---------- Excerpted records ----------

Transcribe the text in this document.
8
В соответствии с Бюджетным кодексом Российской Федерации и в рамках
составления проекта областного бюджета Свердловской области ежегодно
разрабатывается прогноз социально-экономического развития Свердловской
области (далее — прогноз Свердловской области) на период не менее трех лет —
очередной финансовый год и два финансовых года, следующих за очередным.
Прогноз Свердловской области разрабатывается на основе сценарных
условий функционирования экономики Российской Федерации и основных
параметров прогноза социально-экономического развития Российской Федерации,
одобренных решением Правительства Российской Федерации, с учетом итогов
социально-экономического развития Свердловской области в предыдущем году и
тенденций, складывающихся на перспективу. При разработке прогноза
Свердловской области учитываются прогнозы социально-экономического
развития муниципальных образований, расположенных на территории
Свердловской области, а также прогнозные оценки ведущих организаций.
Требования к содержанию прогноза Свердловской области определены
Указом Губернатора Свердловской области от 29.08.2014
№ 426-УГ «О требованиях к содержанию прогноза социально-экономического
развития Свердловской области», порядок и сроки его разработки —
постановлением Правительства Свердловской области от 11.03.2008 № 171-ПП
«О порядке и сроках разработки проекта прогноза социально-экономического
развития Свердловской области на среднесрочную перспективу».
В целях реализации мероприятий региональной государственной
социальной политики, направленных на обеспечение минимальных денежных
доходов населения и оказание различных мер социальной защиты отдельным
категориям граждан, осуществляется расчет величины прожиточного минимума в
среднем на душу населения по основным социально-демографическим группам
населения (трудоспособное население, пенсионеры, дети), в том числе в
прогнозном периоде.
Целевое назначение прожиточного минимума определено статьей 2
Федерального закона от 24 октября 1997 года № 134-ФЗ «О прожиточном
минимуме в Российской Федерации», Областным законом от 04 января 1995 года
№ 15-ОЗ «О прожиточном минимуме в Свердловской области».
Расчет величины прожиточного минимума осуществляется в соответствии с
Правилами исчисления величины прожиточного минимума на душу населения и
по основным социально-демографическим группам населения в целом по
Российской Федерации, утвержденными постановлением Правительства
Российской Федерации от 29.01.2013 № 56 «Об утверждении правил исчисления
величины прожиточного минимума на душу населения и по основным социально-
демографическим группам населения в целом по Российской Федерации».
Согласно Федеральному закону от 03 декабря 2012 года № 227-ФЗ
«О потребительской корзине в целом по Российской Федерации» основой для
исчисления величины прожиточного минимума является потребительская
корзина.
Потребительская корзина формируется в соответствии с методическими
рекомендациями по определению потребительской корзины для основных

----------

* _Directive_
Take the records above and return them exactly as written.

* _Result of the exercise_
Transcribe the text in this document.
8
В соответствии с Бюджетным кодексом Российской Федерации и в рамках
составления проекта областного бюджета Свердловской области ежегодно
разрабатывается прогноз социально-экономического развития Свердловской
области (далее — прогноз Свердловской области) на период не менее трех лет —
очередной финансовый год и два финансовых года, следующих за очередным.
Прогноз Свердловской области разрабатывается на основе сценарных
условий функционирования экономики Российской Федерации и основных
параметров прогноза социально-экономического развития Российской Федерации,
одобренных решением Правительства Российской Федерации, с учетом итогов
социально-экономического развития Свердловской области в предыдущем году и
тенденций, складывающихся на перспективу. При разработке прогноза
Свердловской области учитываются прогнозы социально-экономического
развития муниципальных образований, расположенных на территории
Свердловской области, а также прогнозные оценки ведущих организаций.
Требования к содержанию прогноза Свердловской области определены
Указом Губернатора Свердловской области от 29.08.2014
№ 426-УГ «О требованиях к содержанию прогноза социально-экономического
развития Свердловской области», порядок и сроки его разработки —
постановлением Правительства Свердловской области от 11.03.2008 № 171-ПП
«О порядке и сроках разработки проекта прогноза социально-экономического
развития Свердловской области на среднесрочную перспективу».
В целях реализации мероприятий региональной государственной
социальной политики, направленных на обеспечение минимальных денежных
доходов населения и оказание различных мер социальной защиты отдельным
категориям граждан, осуществляется расчет величины прожиточного минимума в
среднем на душу населения по основным социально-демографическим группам
населения (трудоспособное население, пенсионеры, дети), в том числе в
прогнозном периоде.
Целевое назначение прожиточного минимума определено статьей 2
Федерального закона от 24 октября 1997 года № 134-ФЗ «О прожиточном
минимуме в Российской Федерации», Областным законом от 04 января 1995 года
№ 15-ОЗ «О прожиточном минимуме в Свердловской области».
Расчет величины прожиточного минимума осуществляется в соответствии с
Правилами исчисления величины прожиточного минимума на душу населения и
по основным социально-демографическим группам населения в целом по
Российской Федерации, утвержденными постановлением Правительства
Российской Федерации от 29.01.2013 № 56 «Об утверждении правил исчисления
величины прожиточного минимума на душу населения и по основным социально-
демографическим группам населения в целом по Российской Федерации».
Согласно Федеральному закону от 03 декабря 2012 года № 227-ФЗ
«О потребительской корзине в целом по Российской Федерации» основой для
исчисления величины прожиточного минимума является потребительская
корзина.
Потребительская корзина формируется в соответствии с методическими
рекомендациями по определению потребительской корзины для основных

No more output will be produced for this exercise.